REQUEST:
Scan the data below for the string "that". Copy every line where it appears.

MATERIAL TO PROCESS:

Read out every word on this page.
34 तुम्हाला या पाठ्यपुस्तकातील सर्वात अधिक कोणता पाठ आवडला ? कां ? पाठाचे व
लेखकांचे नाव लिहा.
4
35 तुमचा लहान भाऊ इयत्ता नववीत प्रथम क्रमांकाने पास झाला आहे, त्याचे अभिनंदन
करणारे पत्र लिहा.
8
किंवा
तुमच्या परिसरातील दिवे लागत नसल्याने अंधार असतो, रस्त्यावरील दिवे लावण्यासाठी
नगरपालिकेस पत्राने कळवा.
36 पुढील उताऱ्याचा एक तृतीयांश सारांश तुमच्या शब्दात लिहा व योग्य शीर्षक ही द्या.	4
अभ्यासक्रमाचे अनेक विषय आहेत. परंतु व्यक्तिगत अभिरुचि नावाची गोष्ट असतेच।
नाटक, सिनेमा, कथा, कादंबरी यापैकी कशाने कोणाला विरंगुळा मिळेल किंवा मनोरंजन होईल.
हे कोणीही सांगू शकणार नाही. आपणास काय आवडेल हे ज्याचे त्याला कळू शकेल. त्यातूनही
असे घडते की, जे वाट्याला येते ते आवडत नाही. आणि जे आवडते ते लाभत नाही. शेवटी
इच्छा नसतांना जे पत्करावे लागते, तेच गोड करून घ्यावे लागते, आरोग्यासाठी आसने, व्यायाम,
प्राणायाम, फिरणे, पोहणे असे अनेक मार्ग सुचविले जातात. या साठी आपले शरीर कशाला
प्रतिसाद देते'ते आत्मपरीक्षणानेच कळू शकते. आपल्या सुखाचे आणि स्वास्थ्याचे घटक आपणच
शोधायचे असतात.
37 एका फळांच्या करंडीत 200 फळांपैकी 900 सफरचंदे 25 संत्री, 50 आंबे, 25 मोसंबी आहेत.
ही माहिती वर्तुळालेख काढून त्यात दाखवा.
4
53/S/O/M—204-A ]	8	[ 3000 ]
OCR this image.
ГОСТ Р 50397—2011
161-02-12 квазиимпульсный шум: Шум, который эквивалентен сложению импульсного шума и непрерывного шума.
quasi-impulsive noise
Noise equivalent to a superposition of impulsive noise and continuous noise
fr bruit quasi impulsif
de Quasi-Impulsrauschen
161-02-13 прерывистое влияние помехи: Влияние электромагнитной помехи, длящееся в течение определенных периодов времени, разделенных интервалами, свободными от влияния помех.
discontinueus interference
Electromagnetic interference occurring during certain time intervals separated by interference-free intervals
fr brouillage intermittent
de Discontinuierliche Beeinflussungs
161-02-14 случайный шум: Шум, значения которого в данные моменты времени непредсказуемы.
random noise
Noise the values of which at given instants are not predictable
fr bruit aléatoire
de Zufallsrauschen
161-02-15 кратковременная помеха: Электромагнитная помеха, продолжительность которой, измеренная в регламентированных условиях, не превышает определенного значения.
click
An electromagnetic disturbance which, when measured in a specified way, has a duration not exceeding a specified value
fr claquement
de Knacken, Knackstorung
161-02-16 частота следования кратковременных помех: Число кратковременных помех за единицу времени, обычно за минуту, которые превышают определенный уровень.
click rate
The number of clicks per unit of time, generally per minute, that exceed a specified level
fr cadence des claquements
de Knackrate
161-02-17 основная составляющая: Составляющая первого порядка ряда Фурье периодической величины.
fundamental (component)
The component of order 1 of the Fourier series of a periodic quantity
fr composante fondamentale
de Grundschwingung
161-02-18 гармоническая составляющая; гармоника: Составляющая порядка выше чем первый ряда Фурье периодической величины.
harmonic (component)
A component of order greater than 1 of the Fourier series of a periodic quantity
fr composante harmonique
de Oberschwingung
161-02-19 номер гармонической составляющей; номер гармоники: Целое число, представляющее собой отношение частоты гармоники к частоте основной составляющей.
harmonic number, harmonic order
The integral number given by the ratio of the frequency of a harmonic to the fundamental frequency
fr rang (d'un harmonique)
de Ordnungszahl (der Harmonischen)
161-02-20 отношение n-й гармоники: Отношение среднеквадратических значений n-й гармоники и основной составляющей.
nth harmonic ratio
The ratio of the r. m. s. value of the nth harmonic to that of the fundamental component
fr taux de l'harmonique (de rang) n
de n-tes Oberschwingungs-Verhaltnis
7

RESULT OF THIS EXERCISE:
The number of clicks per unit of time, generally per minute, that exceed a specified level
The ratio of the r. m. s. value of the nth harmonic to that of the fundamental component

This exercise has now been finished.